# SUPPLIED INFORMATION
+ + + + + + +
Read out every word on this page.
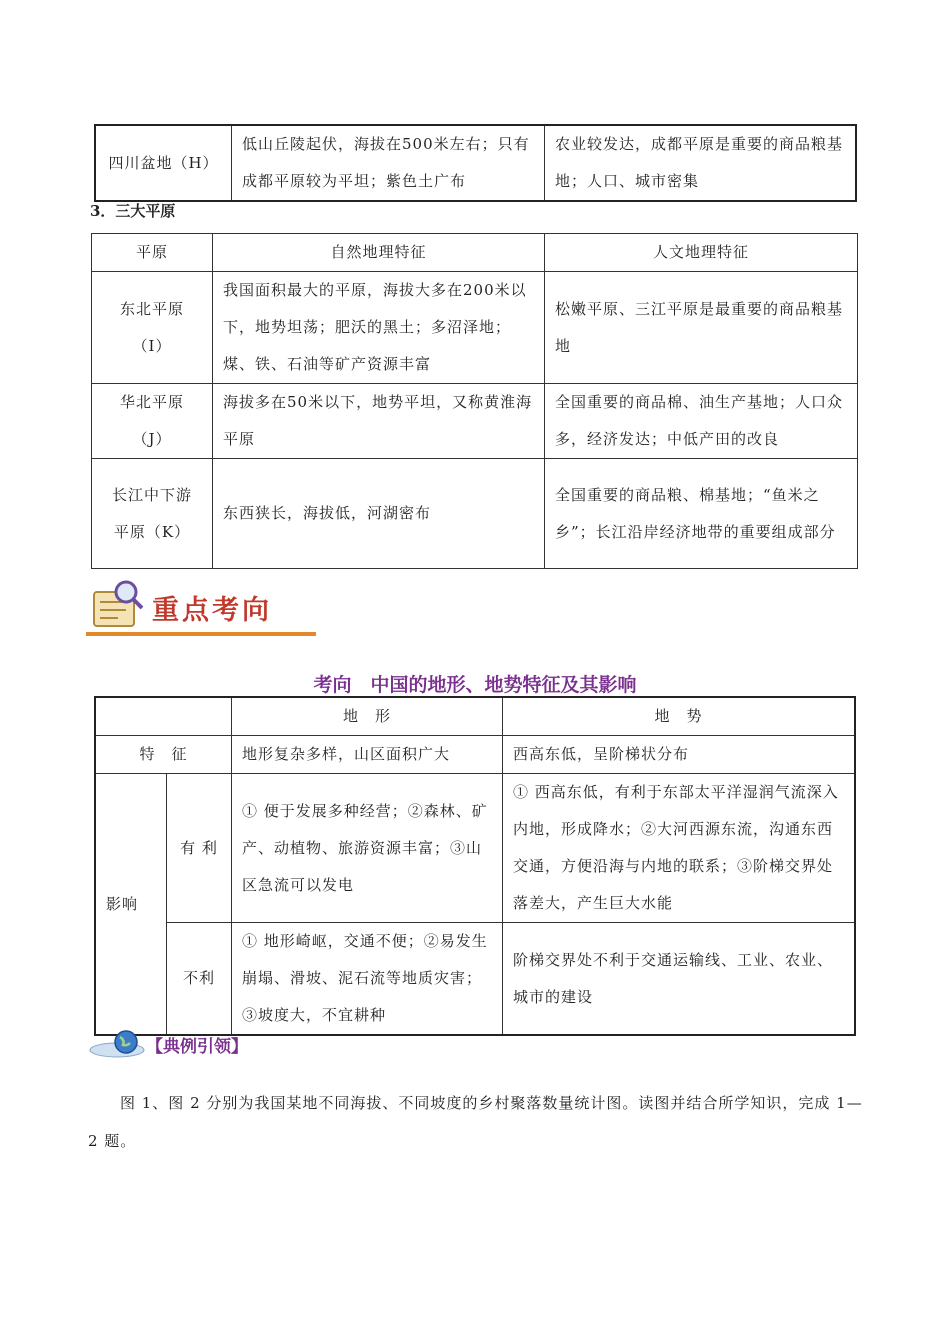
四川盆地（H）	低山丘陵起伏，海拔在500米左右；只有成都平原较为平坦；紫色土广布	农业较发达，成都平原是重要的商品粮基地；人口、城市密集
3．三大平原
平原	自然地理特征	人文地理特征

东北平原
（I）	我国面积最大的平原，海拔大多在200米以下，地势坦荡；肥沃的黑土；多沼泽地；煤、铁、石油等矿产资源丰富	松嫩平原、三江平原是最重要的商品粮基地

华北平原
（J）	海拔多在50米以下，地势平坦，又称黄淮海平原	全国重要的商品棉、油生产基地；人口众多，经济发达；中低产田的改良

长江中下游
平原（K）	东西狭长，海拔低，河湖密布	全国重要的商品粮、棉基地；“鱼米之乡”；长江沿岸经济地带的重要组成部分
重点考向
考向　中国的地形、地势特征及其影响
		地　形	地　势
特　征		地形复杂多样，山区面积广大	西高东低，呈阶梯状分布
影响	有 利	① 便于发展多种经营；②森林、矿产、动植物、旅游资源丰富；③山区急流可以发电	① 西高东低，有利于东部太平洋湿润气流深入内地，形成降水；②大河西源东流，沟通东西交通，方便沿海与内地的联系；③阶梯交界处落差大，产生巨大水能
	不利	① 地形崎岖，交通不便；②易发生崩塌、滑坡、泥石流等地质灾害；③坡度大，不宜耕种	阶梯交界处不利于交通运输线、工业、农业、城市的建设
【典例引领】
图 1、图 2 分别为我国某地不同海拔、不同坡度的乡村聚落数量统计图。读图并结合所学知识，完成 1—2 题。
+ + + + + + +
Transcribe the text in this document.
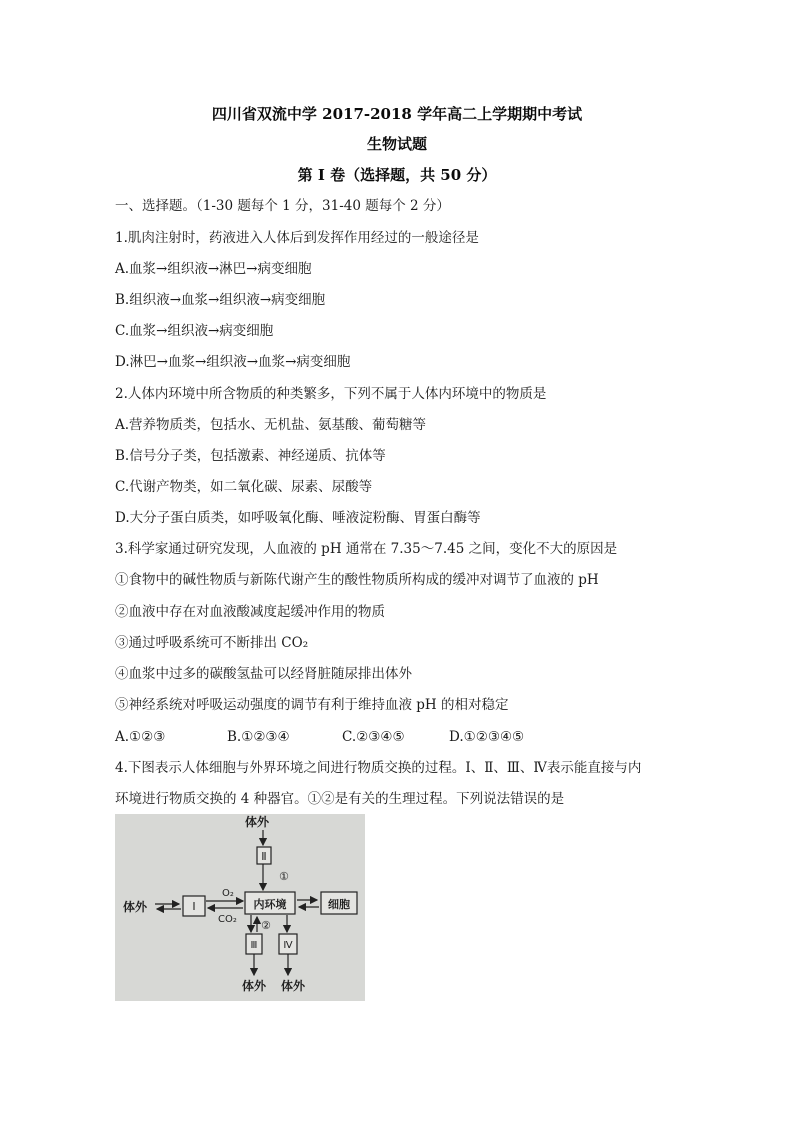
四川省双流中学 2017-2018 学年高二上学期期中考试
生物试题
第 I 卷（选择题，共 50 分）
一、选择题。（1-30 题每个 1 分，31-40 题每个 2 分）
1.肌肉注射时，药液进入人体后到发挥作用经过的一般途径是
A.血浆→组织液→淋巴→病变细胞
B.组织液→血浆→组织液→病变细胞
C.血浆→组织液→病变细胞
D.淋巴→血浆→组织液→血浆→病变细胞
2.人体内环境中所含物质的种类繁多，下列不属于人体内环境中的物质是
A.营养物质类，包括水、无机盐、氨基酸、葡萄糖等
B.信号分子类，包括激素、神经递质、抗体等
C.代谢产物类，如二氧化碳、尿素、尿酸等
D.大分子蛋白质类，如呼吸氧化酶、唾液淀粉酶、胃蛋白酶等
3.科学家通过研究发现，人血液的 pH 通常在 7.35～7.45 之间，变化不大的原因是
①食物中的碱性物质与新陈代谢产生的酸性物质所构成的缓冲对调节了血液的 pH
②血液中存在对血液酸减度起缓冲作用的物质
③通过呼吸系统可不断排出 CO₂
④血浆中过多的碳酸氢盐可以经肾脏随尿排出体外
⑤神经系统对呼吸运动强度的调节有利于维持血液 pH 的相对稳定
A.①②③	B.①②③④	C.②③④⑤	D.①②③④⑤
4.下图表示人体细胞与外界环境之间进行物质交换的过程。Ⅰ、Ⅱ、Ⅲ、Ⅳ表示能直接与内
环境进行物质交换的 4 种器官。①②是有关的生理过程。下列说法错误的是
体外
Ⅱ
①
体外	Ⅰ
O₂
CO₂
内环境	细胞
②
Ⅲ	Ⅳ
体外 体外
+ + + + + + +
# GIVEN PROBLEM
Search the records for the word "病变细胞" and copy every line where it occurs.

# TASK OUTPUT
A.血浆→组织液→淋巴→病变细胞
B.组织液→血浆→组织液→病变细胞
C.血浆→组织液→病变细胞
D.淋巴→血浆→组织液→血浆→病变细胞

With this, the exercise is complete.